### Stated goal
Search the material for the string "Sportklettern", then return every line where it is found.

────────

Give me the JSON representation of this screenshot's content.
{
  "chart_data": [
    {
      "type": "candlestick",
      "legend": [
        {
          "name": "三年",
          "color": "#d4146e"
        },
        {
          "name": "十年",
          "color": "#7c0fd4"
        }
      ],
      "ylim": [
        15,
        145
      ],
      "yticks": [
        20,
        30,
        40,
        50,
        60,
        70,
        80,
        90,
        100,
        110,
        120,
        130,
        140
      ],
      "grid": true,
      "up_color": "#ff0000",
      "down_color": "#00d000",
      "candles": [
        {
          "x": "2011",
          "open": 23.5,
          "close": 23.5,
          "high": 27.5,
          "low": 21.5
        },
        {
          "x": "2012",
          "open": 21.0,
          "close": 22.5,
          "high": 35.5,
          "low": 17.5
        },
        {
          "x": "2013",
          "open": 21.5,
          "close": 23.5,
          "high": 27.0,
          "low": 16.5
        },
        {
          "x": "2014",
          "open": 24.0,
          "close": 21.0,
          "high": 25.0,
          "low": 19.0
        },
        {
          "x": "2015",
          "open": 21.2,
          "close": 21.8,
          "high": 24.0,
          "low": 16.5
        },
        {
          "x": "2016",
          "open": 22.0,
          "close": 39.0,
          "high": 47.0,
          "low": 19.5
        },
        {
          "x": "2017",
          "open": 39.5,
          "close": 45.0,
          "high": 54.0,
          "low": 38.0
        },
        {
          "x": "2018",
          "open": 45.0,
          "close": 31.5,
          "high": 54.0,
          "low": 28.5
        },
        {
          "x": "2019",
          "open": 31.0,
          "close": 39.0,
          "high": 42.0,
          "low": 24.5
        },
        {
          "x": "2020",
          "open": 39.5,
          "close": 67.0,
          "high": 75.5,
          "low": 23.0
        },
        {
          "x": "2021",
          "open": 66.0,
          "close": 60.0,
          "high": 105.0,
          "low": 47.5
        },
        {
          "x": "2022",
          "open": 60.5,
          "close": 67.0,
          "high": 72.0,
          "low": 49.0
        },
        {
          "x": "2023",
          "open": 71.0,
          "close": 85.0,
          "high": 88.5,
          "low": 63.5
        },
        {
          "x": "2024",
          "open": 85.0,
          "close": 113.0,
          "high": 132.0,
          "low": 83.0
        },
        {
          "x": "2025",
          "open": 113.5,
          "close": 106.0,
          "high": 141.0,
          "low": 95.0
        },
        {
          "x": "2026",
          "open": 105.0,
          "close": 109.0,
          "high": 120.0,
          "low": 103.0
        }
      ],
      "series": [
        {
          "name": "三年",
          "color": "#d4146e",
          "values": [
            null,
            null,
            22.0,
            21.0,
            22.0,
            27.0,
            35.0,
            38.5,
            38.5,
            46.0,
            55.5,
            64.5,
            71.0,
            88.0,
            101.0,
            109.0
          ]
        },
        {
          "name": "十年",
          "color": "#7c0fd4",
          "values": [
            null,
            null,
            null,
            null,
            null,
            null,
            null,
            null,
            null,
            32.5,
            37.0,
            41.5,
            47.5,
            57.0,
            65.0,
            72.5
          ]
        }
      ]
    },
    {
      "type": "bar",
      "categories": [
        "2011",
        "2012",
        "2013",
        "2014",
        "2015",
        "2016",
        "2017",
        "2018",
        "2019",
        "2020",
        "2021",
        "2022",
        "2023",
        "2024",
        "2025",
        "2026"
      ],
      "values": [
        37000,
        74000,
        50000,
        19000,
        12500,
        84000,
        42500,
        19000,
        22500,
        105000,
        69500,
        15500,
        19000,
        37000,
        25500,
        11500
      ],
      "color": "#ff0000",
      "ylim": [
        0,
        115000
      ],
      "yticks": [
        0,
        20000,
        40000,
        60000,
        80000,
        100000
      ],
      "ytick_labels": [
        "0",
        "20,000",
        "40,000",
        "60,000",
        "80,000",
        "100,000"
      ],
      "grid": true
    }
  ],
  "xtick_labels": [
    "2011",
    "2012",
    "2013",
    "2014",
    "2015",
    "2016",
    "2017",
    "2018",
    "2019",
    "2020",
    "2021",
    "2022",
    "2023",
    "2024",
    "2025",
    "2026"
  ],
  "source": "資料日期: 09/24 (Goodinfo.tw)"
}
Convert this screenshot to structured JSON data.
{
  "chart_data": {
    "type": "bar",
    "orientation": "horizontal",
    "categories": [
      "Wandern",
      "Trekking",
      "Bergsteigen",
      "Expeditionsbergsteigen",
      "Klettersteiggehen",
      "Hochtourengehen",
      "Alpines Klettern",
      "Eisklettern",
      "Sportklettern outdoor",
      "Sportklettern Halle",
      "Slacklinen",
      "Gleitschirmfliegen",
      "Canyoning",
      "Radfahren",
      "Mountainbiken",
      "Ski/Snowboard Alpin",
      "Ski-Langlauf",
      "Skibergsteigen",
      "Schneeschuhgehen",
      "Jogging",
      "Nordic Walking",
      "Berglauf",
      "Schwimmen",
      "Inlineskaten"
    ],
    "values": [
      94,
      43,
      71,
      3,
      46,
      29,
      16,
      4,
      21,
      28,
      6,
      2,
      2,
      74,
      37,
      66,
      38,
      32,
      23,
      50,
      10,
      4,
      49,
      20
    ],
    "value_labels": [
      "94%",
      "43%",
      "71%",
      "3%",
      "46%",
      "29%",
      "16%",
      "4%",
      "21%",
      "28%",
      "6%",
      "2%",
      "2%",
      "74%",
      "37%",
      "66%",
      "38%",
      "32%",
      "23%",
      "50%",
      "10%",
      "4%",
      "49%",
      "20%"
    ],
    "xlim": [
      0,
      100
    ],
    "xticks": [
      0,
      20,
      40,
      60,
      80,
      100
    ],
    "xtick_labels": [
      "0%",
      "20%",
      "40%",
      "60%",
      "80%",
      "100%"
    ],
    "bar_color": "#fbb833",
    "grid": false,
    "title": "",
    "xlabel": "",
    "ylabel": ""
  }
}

────────

### Reply
      "Sportklettern outdoor",
      "Sportklettern Halle",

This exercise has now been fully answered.